There are smaller units, like picoamps, but outside of a very few specialized applications, you'll never see them, and you likely can't afford a device that can reliably even measure them. You can, if needed, construct a circuit to sneak up on the value, though.

You will also see current referred to as I in things like Ohm's law (below). For the longest time, I had no idea why "I" was used, but it refers to the "intensity". For current to flow, two things must be true:

  1. A circuit that forms a closed conducting loop. This provides a loop through which electrons can flow, and therefore providing energy (electrons) to components along the loop. You can think of a loop (circuit) as closed when you flip a light switch to the on position.
  2. The circuit must include a source of energy, such as a battery, that produces voltage. Without voltage, electrons move randomly and evenly within a wire, and therefore no current is flowing (think of still pond water). When voltage creates pressure that will drive the electrons in a single direction, like a stream.

Current comes in two forms: direct current (DC) and alternating current (AC). DC is what most electronics work with, and AC is what your house runs on. DC flows in a single direction, and therefore we can often talk about positive and negative connections. AC, as the name implies, alternates back and forth (a sine wave, technically) on a regular interval (60Hz in the United States, for example), and so we don't talk about positive and negative, but typically (at least in the US) "hot", "neutral", and "ground". Yes, it is not particularly obvious at first. This article might help, but typically, you won't be dealing with a lot of AC outside pre-built power supplies.

Wire Gauge and Current

Many things are sized based on the current with a much broader voltage range. For example, if we use the AWG wire standard, we can see that while 16 gauge solid core wire can carry a maximum of 15A, a 24 gauge 7-strand wire can only handle 1.4A. Typically, wire smaller than 24 gauge (i.e., with a larger gauge number) is treated as "signal wire", and only designed to carry tiny amounts of signal voltage (µA). This is also why on a PCB, we often need to use a trace width calculator.

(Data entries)

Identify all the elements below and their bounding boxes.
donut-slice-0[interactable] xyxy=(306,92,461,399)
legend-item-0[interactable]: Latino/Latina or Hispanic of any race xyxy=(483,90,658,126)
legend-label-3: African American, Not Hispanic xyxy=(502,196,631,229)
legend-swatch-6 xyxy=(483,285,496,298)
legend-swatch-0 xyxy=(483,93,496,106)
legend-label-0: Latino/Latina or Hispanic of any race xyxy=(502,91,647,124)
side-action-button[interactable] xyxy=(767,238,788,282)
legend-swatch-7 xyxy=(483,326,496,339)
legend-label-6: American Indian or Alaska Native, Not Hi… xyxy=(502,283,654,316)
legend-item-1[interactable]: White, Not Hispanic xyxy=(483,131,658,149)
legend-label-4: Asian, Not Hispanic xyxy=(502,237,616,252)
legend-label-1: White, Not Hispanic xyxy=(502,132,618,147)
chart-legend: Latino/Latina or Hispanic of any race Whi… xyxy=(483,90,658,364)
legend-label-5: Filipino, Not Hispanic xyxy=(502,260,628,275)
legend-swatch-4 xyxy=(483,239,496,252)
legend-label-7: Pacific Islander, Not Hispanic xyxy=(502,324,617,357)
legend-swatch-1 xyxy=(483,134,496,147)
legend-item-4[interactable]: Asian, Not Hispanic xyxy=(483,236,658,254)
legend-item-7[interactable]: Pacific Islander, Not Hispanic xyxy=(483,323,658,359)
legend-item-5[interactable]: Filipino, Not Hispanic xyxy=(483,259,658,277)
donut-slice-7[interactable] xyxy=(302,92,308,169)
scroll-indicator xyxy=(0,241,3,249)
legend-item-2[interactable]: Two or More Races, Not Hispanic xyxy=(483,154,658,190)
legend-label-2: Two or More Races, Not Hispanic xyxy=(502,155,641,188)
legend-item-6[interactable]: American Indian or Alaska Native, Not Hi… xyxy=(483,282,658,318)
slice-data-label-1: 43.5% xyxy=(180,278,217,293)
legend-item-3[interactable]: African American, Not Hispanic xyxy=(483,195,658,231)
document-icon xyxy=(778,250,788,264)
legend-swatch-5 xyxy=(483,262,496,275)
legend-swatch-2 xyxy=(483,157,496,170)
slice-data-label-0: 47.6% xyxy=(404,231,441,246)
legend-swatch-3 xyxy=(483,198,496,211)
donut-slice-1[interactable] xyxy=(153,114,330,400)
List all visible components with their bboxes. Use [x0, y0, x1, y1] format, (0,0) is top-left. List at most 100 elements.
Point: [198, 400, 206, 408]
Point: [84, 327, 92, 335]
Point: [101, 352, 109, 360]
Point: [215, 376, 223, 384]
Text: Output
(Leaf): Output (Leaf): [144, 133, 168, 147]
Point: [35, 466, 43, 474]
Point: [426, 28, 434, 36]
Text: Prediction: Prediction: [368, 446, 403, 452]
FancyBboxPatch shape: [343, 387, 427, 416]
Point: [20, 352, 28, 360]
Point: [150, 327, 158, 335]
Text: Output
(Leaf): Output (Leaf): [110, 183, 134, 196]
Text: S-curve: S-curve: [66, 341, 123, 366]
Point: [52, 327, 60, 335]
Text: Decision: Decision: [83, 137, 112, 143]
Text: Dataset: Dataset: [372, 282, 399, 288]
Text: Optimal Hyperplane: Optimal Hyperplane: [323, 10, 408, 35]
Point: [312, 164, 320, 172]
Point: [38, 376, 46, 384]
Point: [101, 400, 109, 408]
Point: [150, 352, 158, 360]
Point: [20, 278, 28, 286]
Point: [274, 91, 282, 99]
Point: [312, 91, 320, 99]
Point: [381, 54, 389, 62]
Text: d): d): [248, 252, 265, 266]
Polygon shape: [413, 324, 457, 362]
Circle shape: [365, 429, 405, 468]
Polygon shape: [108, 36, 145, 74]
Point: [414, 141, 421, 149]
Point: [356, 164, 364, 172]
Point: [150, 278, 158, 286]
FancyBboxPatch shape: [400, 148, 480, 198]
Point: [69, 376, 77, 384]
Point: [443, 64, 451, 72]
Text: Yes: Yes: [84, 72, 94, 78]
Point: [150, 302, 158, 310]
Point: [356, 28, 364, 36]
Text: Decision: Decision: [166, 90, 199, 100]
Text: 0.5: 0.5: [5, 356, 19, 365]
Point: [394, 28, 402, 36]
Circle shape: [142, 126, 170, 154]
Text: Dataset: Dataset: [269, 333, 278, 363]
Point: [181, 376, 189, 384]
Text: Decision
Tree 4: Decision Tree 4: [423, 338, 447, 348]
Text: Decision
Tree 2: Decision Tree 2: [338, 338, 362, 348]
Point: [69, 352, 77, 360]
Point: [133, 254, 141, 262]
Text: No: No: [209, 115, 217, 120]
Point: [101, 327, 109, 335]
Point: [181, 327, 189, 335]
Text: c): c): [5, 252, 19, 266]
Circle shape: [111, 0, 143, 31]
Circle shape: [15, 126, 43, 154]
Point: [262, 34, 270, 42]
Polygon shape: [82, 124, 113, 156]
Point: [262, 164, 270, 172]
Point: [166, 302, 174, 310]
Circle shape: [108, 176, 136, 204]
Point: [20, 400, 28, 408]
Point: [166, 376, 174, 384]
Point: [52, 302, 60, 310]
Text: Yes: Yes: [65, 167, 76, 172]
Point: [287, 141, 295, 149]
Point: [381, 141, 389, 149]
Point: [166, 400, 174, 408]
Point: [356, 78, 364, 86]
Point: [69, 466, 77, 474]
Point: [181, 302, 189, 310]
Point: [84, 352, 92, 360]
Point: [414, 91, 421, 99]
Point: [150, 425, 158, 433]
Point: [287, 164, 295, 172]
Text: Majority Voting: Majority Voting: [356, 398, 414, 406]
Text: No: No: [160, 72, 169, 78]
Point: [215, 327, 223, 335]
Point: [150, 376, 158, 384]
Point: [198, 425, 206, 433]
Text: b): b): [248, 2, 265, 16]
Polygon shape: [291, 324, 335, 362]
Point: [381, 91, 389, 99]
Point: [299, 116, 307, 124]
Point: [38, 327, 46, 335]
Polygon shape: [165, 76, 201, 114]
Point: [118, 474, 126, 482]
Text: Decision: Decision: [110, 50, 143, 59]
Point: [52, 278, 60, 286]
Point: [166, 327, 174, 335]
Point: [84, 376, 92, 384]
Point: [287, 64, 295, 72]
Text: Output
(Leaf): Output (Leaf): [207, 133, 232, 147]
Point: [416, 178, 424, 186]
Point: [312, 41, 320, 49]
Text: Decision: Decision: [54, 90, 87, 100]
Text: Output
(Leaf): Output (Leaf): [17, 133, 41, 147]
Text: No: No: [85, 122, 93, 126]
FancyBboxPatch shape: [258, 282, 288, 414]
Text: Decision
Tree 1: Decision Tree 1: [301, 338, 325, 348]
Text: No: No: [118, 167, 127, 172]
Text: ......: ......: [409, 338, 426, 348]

Required actions |
• 1. Quote the passage on electric current word for word, starting at "2. The circuit" and ending at "like a stream.".
• 2. In the passage on electric current, what terms are given for the connections that AC typically uses in the US?

Task results |
• 1.
2. The circuit must include a source of energy, such as a battery, that produces voltage. Without voltage, electrons move randomly and evenly within a wire, and therefore no current is flowing (think of still pond water). When voltage creates pressure that will drive the electrons in a single direction, like a stream.

• 2.
- hot
- neutral
- ground